§ What the task requires: In the records below, pick out all lines containing the word "Adobe".

§ Dataset extract:
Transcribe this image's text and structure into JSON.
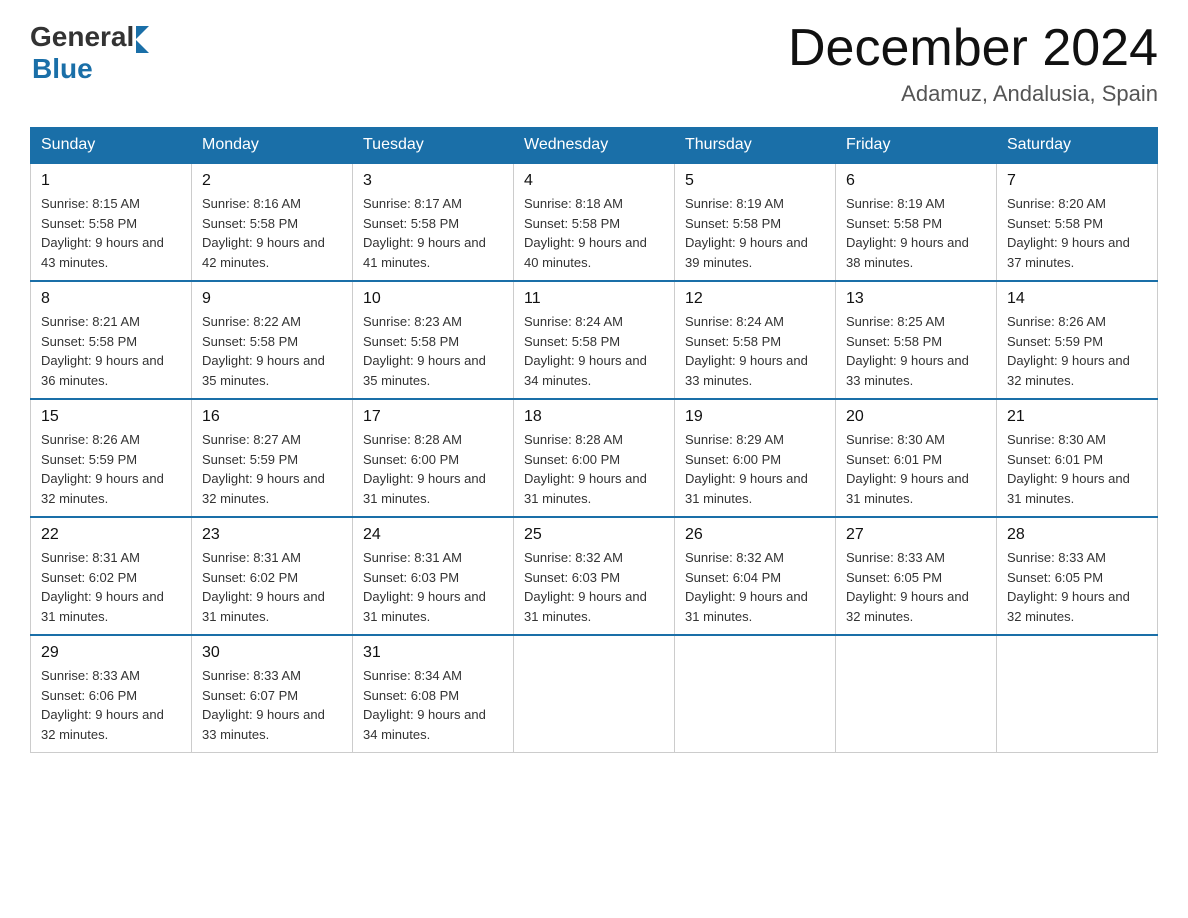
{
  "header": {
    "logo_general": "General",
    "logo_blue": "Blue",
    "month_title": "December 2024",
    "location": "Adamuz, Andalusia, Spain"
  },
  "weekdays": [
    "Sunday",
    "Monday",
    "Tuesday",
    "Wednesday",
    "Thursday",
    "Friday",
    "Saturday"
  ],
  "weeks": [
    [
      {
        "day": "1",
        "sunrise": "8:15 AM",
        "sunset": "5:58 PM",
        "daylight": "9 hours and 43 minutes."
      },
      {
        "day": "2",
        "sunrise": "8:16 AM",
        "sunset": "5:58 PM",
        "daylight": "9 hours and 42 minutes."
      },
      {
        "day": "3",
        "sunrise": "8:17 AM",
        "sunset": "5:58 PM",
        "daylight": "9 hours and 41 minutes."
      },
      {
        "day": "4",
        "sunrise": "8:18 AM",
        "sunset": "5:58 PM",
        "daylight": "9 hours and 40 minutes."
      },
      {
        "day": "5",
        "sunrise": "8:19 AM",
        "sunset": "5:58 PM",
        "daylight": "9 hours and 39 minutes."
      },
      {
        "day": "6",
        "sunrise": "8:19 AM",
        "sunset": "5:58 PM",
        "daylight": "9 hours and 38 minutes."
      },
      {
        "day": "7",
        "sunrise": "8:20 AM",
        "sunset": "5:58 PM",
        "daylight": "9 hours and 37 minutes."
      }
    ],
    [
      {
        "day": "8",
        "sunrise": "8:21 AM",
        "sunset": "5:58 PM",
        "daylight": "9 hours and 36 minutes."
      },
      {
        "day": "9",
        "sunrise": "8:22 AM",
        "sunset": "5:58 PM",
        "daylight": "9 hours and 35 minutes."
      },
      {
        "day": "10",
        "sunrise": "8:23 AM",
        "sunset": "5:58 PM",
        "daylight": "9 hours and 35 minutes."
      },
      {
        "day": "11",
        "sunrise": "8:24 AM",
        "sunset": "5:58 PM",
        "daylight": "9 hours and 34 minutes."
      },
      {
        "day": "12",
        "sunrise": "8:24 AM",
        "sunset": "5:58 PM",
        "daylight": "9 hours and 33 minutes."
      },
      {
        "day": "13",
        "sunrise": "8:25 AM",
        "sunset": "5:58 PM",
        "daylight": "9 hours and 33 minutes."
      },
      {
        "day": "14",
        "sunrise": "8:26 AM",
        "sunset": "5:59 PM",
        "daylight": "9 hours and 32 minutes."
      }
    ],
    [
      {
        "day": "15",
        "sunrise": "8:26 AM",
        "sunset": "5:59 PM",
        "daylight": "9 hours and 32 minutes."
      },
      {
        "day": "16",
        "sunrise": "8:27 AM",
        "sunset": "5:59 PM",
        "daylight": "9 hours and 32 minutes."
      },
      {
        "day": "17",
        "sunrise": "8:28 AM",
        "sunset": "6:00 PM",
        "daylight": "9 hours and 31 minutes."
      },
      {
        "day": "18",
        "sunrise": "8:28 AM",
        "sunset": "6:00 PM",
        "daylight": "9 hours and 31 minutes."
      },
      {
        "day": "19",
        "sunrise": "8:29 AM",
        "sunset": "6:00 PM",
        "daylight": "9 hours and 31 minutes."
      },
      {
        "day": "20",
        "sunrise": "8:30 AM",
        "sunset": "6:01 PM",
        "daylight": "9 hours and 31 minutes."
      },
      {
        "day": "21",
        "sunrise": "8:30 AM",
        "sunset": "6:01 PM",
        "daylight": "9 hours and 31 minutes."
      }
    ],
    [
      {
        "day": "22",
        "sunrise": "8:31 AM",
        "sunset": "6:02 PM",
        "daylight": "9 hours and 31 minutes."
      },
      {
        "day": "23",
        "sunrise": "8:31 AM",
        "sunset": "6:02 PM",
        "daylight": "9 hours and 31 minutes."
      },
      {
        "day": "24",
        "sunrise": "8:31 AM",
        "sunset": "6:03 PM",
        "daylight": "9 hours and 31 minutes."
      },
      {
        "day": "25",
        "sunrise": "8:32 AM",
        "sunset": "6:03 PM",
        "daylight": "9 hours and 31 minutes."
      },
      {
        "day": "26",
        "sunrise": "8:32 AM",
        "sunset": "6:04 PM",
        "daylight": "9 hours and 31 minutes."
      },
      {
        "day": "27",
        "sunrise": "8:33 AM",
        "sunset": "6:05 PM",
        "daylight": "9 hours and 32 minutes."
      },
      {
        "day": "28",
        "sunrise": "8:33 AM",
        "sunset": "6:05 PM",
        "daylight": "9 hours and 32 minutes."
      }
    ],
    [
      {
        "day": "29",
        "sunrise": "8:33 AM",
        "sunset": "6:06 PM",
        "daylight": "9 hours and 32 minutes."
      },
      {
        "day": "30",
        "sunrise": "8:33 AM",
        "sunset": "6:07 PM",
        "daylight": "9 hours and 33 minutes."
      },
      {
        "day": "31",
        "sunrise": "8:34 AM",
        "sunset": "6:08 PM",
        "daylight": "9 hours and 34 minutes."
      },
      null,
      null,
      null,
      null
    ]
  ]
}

---

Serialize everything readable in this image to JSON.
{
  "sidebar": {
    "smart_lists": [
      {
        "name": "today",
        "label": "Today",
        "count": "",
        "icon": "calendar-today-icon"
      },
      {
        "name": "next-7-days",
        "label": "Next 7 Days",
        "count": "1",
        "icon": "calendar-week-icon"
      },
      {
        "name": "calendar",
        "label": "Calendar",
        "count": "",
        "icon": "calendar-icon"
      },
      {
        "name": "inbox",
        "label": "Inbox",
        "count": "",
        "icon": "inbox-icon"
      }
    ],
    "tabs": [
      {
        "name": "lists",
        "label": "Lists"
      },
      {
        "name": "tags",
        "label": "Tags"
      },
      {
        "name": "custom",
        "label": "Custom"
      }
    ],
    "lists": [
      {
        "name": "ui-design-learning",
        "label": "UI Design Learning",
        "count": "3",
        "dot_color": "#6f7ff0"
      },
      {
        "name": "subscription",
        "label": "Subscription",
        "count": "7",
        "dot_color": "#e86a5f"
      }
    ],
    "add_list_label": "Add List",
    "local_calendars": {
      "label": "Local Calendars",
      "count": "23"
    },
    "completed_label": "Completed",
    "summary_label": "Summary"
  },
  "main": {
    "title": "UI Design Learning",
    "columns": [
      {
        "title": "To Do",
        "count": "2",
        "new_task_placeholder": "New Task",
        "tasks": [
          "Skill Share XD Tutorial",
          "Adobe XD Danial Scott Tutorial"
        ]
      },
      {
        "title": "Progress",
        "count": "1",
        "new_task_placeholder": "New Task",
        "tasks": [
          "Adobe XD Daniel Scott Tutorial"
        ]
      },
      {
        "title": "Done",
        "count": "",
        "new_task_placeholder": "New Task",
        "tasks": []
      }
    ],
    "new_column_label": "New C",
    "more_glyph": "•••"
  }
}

§ Finished task:
          "Adobe XD Danial Scott Tutorial"
          "Adobe XD Daniel Scott Tutorial"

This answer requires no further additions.